CONSIGNE A =>
Recopiez fidèlement le passage du texte sur les insultes, de « Origines des insultes, sens » à « Editions/ Oct. 2021) ».

TEXTE PROPOSÉ =>
━━━━━━━━━━━━━━━━━━━━
A ce stade de ce monologue, vous l’aurez peut-être compris : deux* personnalités (*au minimum) cohabitent en moi. L’une qui a envie de dire à des inconnu.e.s dans la rue que le “&”, comme dans “Tom & Jerry”, se dit “esperluette” – et que ça sonne joli. Pendant que l’autre moitié veut vivre sa meilleure vie en ponctuant ses phrases par le mot “chiasse”. Ce double niveau de langage est tel que mes propres parents m’ont appelée un soir à 23h en découvrant le personnage de Debra Morgan dans Dexter, pour me dire je cite : “Elle ponctue ses phrases de “putain”, ça pourrait être ta soeur”. Autant vous dire que lorsque le féminisme est lentement (mais sûrement) entré dans ma vie, un problème de taille à commencé à se poser : comment continuer à ponctuer mes phrases d’insultes, sans pour autant utiliser des expressions racistes-sexistes-validistes-homophobes-transphobes-etc ? Et c’est là qu’intervient ce joyau : “Garce, hystérique et autres joyeusetés. Comment insulter sans discriminer?”.

Origines des insultes, sens réels… Et surtout, réappropriations d’insultes oppressives, pour apprendre à remplacer « connasse » par « bordille », ou encore redécouvrir le plaisir de surprendre la foule à grand renfort de « mange-merde », « fond de benne » ou encore « peigne-cul ».

 

Debra Morgan, aka l’actrice Jennifer Carpenter dans la série “Dexter”

 
3) « Les Contraceptés – enquête sur le dernier tabou », de Guillaume Daudin, Stéphane Jourdain et Caroline Lee. Steinkis Editions/ Oct. 2021)
━━━━━━━━━━━━━━━━━━━━
(Données de localisation des éléments)

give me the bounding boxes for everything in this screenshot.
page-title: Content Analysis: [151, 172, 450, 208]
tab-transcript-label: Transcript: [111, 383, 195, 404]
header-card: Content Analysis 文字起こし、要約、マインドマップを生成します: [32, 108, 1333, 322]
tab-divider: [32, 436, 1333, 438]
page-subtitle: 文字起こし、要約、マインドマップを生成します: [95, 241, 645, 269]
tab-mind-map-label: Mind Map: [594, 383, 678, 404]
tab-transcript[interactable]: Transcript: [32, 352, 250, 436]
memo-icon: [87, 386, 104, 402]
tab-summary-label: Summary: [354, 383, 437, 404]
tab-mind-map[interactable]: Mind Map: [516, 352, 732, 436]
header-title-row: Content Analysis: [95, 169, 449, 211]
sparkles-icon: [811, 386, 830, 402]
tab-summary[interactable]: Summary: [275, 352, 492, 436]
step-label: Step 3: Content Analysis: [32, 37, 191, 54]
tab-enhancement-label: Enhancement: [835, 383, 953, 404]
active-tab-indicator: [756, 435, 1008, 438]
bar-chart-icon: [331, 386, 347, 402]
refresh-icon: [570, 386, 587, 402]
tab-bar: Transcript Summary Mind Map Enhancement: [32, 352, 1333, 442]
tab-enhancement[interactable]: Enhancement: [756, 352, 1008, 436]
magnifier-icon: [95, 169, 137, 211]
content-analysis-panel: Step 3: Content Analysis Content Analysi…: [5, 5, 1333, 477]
━━━━━━━━━━━━━━━━━━━━
CONSIGNE B =>
Reproduisez mot pour mot les entrées, de la première ligne jusqu'à la ligne contenant « tab-enhancement-label: Enhancement: [835, 383, 953, 404] », celle-ci comprise.

RÉPONSE CORRECTE A =>
Origines des insultes, sens réels… Et surtout, réappropriations d’insultes oppressives, pour apprendre à remplacer « connasse » par « bordille », ou encore redécouvrir le plaisir de surprendre la foule à grand renfort de « mange-merde », « fond de benne » ou encore « peigne-cul ».

 

Debra Morgan, aka l’actrice Jennifer Carpenter dans la série “Dexter”

 
3) « Les Contraceptés – enquête sur le dernier tabou », de Guillaume Daudin, Stéphane Jourdain et Caroline Lee. Steinkis Editions/ Oct. 2021)

RÉPONSE CORRECTE B =>
give me the bounding boxes for everything in this screenshot.
page-title: Content Analysis: [151, 172, 450, 208]
tab-transcript-label: Transcript: [111, 383, 195, 404]
header-card: Content Analysis 文字起こし、要約、マインドマップを生成します: [32, 108, 1333, 322]
tab-divider: [32, 436, 1333, 438]
page-subtitle: 文字起こし、要約、マインドマップを生成します: [95, 241, 645, 269]
tab-mind-map-label: Mind Map: [594, 383, 678, 404]
tab-transcript[interactable]: Transcript: [32, 352, 250, 436]
memo-icon: [87, 386, 104, 402]
tab-summary-label: Summary: [354, 383, 437, 404]
tab-mind-map[interactable]: Mind Map: [516, 352, 732, 436]
header-title-row: Content Analysis: [95, 169, 449, 211]
sparkles-icon: [811, 386, 830, 402]
tab-summary[interactable]: Summary: [275, 352, 492, 436]
step-label: Step 3: Content Analysis: [32, 37, 191, 54]
tab-enhancement-label: Enhancement: [835, 383, 953, 404]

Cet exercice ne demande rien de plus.